Give the listing again exactly, omitting its images.

(Dataset entries)

┌──

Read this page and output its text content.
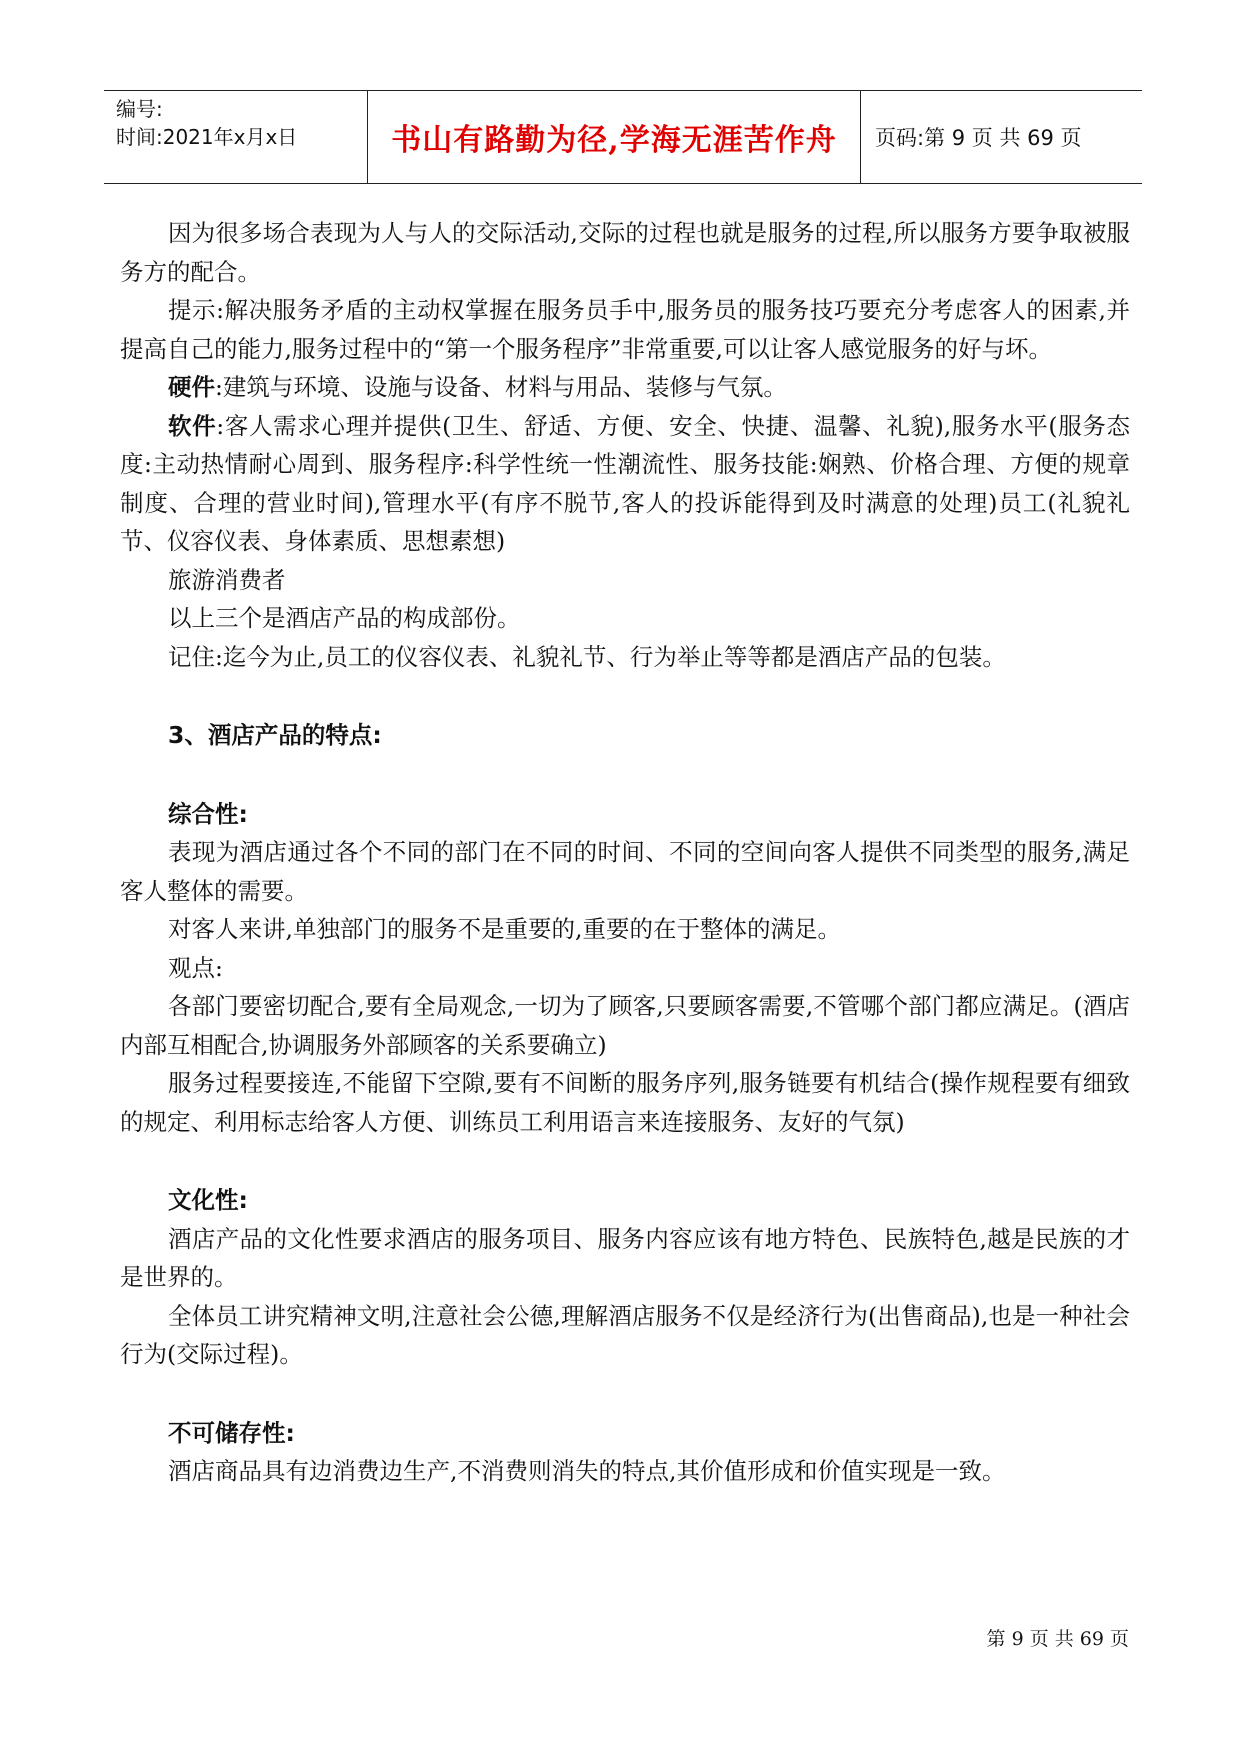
编号:
时间:2021年x月x日	书山有路勤为径,学海无涯苦作舟	页码:第 9 页 共 69 页

因为很多场合表现为人与人的交际活动,交际的过程也就是服务的过程,所以服务方要争取被服务方的配合。

提示:解决服务矛盾的主动权掌握在服务员手中,服务员的服务技巧要充分考虑客人的困素,并提高自己的能力,服务过程中的“第一个服务程序”非常重要,可以让客人感觉服务的好与坏。

硬件:建筑与环境、设施与设备、材料与用品、装修与气氛。

软件:客人需求心理并提供(卫生、舒适、方便、安全、快捷、温馨、礼貌),服务水平(服务态度:主动热情耐心周到、服务程序:科学性统一性潮流性、服务技能:娴熟、价格合理、方便的规章制度、合理的营业时间),管理水平(有序不脱节,客人的投诉能得到及时满意的处理)员工(礼貌礼节、仪容仪表、身体素质、思想素想)

旅游消费者

以上三个是酒店产品的构成部份。

记住:迄今为止,员工的仪容仪表、礼貌礼节、行为举止等等都是酒店产品的包装。

3、酒店产品的特点:

综合性:

表现为酒店通过各个不同的部门在不同的时间、不同的空间向客人提供不同类型的服务,满足客人整体的需要。

对客人来讲,单独部门的服务不是重要的,重要的在于整体的满足。

观点:

各部门要密切配合,要有全局观念,一切为了顾客,只要顾客需要,不管哪个部门都应满足。(酒店内部互相配合,协调服务外部顾客的关系要确立)

服务过程要接连,不能留下空隙,要有不间断的服务序列,服务链要有机结合(操作规程要有细致的规定、利用标志给客人方便、训练员工利用语言来连接服务、友好的气氛)

文化性:

酒店产品的文化性要求酒店的服务项目、服务内容应该有地方特色、民族特色,越是民族的才是世界的。

全体员工讲究精神文明,注意社会公德,理解酒店服务不仅是经济行为(出售商品),也是一种社会行为(交际过程)。

不可储存性:

酒店商品具有边消费边生产,不消费则消失的特点,其价值形成和价值实现是一致。

第 9 页 共 69 页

└──

Answer below |
Read this page and output its text content.
编号:
时间:2021年x月x日	书山有路勤为径,学海无涯苦作舟	页码:第 9 页 共 69 页

因为很多场合表现为人与人的交际活动,交际的过程也就是服务的过程,所以服务方要争取被服务方的配合。

提示:解决服务矛盾的主动权掌握在服务员手中,服务员的服务技巧要充分考虑客人的困素,并提高自己的能力,服务过程中的“第一个服务程序”非常重要,可以让客人感觉服务的好与坏。

硬件:建筑与环境、设施与设备、材料与用品、装修与气氛。

软件:客人需求心理并提供(卫生、舒适、方便、安全、快捷、温馨、礼貌),服务水平(服务态度:主动热情耐心周到、服务程序:科学性统一性潮流性、服务技能:娴熟、价格合理、方便的规章制度、合理的营业时间),管理水平(有序不脱节,客人的投诉能得到及时满意的处理)员工(礼貌礼节、仪容仪表、身体素质、思想素想)

旅游消费者

以上三个是酒店产品的构成部份。

记住:迄今为止,员工的仪容仪表、礼貌礼节、行为举止等等都是酒店产品的包装。

3、酒店产品的特点:

综合性:

表现为酒店通过各个不同的部门在不同的时间、不同的空间向客人提供不同类型的服务,满足客人整体的需要。

对客人来讲,单独部门的服务不是重要的,重要的在于整体的满足。

观点:

各部门要密切配合,要有全局观念,一切为了顾客,只要顾客需要,不管哪个部门都应满足。(酒店内部互相配合,协调服务外部顾客的关系要确立)

服务过程要接连,不能留下空隙,要有不间断的服务序列,服务链要有机结合(操作规程要有细致的规定、利用标志给客人方便、训练员工利用语言来连接服务、友好的气氛)

文化性:

酒店产品的文化性要求酒店的服务项目、服务内容应该有地方特色、民族特色,越是民族的才是世界的。

全体员工讲究精神文明,注意社会公德,理解酒店服务不仅是经济行为(出售商品),也是一种社会行为(交际过程)。

不可储存性:

酒店商品具有边消费边生产,不消费则消失的特点,其价值形成和价值实现是一致。

第 9 页 共 69 页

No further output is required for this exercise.